* Start *
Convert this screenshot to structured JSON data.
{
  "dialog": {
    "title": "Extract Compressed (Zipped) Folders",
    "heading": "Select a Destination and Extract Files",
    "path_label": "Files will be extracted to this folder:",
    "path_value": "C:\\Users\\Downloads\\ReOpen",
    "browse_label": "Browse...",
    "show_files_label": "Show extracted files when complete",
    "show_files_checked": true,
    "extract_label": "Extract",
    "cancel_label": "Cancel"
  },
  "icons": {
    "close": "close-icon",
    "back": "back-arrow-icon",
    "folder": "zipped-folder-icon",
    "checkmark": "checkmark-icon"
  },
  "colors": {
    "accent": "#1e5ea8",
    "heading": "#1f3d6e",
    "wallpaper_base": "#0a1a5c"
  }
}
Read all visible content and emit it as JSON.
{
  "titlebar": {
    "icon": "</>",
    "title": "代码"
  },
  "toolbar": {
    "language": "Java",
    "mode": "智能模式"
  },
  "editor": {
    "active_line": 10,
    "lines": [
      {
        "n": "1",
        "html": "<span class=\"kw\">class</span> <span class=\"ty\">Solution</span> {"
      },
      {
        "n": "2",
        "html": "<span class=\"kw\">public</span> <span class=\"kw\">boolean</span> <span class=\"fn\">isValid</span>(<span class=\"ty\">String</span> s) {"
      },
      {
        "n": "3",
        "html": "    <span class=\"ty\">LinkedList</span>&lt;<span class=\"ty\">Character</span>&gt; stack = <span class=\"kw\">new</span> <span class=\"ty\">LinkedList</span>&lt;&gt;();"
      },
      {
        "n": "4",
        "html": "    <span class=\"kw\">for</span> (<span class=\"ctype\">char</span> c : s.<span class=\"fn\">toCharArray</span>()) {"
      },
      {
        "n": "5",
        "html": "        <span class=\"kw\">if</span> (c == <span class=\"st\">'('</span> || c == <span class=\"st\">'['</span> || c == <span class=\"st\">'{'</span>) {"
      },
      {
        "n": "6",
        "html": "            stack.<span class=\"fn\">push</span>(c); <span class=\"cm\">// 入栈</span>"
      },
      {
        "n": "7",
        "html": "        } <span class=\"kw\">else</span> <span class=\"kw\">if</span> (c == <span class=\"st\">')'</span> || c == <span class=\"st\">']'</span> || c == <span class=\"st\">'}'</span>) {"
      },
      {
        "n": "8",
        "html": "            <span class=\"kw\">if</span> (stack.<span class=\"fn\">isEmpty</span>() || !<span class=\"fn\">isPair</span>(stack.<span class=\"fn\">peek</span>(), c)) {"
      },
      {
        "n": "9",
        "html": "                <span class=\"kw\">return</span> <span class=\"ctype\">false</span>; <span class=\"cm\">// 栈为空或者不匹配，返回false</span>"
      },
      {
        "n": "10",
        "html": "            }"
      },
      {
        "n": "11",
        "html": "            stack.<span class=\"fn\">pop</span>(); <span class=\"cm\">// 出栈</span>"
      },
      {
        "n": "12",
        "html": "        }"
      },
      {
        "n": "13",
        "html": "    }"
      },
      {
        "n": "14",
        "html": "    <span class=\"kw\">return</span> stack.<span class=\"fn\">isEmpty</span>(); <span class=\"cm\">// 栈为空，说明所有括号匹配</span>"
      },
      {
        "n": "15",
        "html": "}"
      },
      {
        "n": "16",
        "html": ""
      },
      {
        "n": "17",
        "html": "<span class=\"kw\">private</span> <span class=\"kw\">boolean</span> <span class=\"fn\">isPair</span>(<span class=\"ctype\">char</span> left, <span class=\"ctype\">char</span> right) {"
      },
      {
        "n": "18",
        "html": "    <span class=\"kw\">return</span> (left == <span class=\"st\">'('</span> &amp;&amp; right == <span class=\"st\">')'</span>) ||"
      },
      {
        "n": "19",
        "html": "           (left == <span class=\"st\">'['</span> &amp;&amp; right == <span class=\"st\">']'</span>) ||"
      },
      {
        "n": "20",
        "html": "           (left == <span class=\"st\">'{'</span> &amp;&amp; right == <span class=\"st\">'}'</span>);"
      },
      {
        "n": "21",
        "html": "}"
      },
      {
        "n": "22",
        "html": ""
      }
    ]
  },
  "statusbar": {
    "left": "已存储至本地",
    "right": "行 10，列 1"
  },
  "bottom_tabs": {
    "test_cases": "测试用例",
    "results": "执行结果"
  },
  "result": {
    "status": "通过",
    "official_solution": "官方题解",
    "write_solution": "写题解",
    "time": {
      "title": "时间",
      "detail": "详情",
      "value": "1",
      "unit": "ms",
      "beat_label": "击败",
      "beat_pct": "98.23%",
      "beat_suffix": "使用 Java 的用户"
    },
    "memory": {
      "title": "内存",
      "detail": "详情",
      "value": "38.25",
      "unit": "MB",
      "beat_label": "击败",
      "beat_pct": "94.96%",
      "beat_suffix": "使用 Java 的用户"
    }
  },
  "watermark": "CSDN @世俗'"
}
* End *
» What is asked: What is the number of lines in this listing that contain the word "JSON"? Answer with that number and nothing else.

» Response for this exercise: 2